#### [Written exercise]
Search the data below for the string "name". Extract every line that contains it.
━━━━━ Provided material
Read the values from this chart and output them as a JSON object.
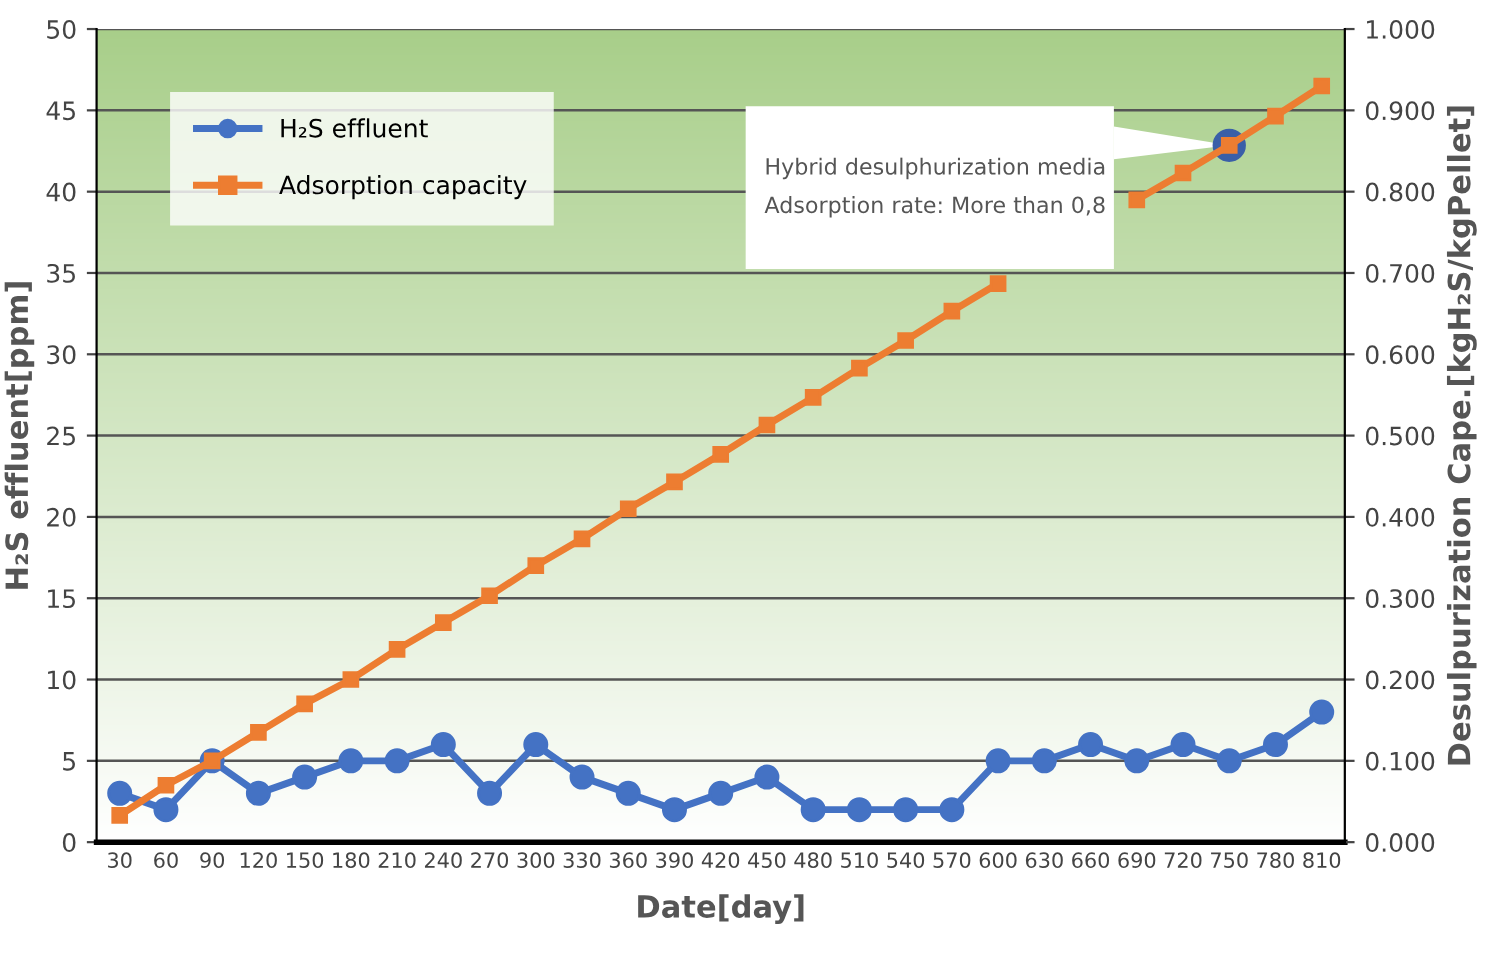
{
  "chart_data": {
    "type": "line",
    "xlabel": "Date[day]",
    "ylabel": "H₂S effluent[ppm]",
    "y2label": "Desulpurization Cape.[kgH₂S/kgPellet]",
    "categories": [
      "30",
      "60",
      "90",
      "120",
      "150",
      "180",
      "210",
      "240",
      "270",
      "300",
      "330",
      "360",
      "390",
      "420",
      "450",
      "480",
      "510",
      "540",
      "570",
      "600",
      "630",
      "660",
      "690",
      "720",
      "750",
      "780",
      "810"
    ],
    "series": [
      {
        "name": "H₂S effluent",
        "color": "#4472c4",
        "marker": "circle",
        "values": [
          3,
          2,
          5,
          3,
          4,
          5,
          5,
          6,
          3,
          6,
          4,
          3,
          2,
          3,
          4,
          2,
          2,
          2,
          2,
          5,
          5,
          6,
          5,
          6,
          5,
          6,
          8
        ]
      },
      {
        "name": "Adsorption capacity",
        "color": "#ed7d31",
        "marker": "square",
        "axis": "y2",
        "values": [
          0.033,
          0.07,
          0.1,
          0.135,
          0.17,
          0.2,
          0.237,
          0.27,
          0.303,
          0.34,
          0.373,
          0.41,
          0.443,
          0.477,
          0.513,
          0.547,
          0.583,
          0.617,
          0.653,
          0.687,
          null,
          null,
          0.79,
          0.823,
          0.857,
          0.893,
          0.93
        ]
      }
    ],
    "ylim": [
      0,
      50
    ],
    "yticks": [
      0,
      5,
      10,
      15,
      20,
      25,
      30,
      35,
      40,
      45,
      50
    ],
    "y2lim": [
      0,
      1
    ],
    "y2ticks": [
      {
        "value": 0,
        "label": "0.000"
      },
      {
        "value": 0.1,
        "label": "0.100"
      },
      {
        "value": 0.2,
        "label": "0.200"
      },
      {
        "value": 0.3,
        "label": "0.300"
      },
      {
        "value": 0.4,
        "label": "0.400"
      },
      {
        "value": 0.5,
        "label": "0.500"
      },
      {
        "value": 0.6,
        "label": "0.600"
      },
      {
        "value": 0.7,
        "label": "0.700"
      },
      {
        "value": 0.8,
        "label": "0.800"
      },
      {
        "value": 0.9,
        "label": "0.900"
      },
      {
        "value": 1,
        "label": "1.000"
      }
    ],
    "grid": "y",
    "legend": "top left",
    "annotations": [
      "Hybrid desulphurization media\nAdsorption rate: More than 0,8"
    ]
  }
}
━━━━━━━━━━
#### [Answer to the problem]
        "name": "H₂S effluent",
        "name": "Adsorption capacity",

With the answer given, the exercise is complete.